◆ AIM OF THE EXERCISE
Every entry needs to be reproduced exactly.

◆ GIVEN DATA
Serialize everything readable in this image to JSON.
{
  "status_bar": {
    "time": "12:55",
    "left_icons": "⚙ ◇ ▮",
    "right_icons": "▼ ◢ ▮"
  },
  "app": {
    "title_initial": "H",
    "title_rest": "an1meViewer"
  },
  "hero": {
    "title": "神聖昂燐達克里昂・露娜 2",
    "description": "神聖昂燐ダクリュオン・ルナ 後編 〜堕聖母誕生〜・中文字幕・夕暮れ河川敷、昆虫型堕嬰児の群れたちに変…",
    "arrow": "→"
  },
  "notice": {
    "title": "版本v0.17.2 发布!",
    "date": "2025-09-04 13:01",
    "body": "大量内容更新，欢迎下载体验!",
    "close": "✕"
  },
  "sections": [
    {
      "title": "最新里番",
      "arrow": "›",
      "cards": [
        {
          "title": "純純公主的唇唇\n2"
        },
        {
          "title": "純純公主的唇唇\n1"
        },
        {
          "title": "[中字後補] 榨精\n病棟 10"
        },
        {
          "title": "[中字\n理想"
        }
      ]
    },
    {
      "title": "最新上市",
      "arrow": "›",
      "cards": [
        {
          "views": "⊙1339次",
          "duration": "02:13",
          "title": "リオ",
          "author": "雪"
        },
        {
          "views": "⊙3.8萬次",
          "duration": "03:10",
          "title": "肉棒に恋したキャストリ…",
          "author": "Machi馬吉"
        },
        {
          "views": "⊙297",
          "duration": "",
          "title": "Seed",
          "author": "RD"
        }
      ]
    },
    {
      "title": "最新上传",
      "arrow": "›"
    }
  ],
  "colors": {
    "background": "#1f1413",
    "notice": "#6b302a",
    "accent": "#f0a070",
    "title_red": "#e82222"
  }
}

◆ WORKED ANSWER
Serialize everything readable in this image to JSON.
{
  "status_bar": {
    "time": "12:55",
    "left_icons": "⚙ ◇ ▮",
    "right_icons": "▼ ◢ ▮"
  },
  "app": {
    "title_initial": "H",
    "title_rest": "an1meViewer"
  },
  "hero": {
    "title": "神聖昂燐達克里昂・露娜 2",
    "description": "神聖昂燐ダクリュオン・ルナ 後編 〜堕聖母誕生〜・中文字幕・夕暮れ河川敷、昆虫型堕嬰児の群れたちに変…",
    "arrow": "→"
  },
  "notice": {
    "title": "版本v0.17.2 发布!",
    "date": "2025-09-04 13:01",
    "body": "大量内容更新，欢迎下载体验!",
    "close": "✕"
  },
  "sections": [
    {
      "title": "最新里番",
      "arrow": "›",
      "cards": [
        {
          "title": "純純公主的唇唇\n2"
        },
        {
          "title": "純純公主的唇唇\n1"
        },
        {
          "title": "[中字後補] 榨精\n病棟 10"
        },
        {
          "title": "[中字\n理想"
        }
      ]
    },
    {
      "title": "最新上市",
      "arrow": "›",
      "cards": [
        {
          "views": "⊙1339次",
          "duration": "02:13",
          "title": "リオ",
          "author": "雪"
        },
        {
          "views": "⊙3.8萬次",
          "duration": "03:10",
          "title": "肉棒に恋したキャストリ…",
          "author": "Machi馬吉"
        },
        {
          "views": "⊙297",
          "duration": "",
          "title": "Seed",
          "author": "RD"
        }
      ]
    },
    {
      "title": "最新上传",
      "arrow": "›"
    }
  ],
  "colors": {
    "background": "#1f1413",
    "notice": "#6b302a",
    "accent": "#f0a070",
    "title_red": "#e82222"
  }
}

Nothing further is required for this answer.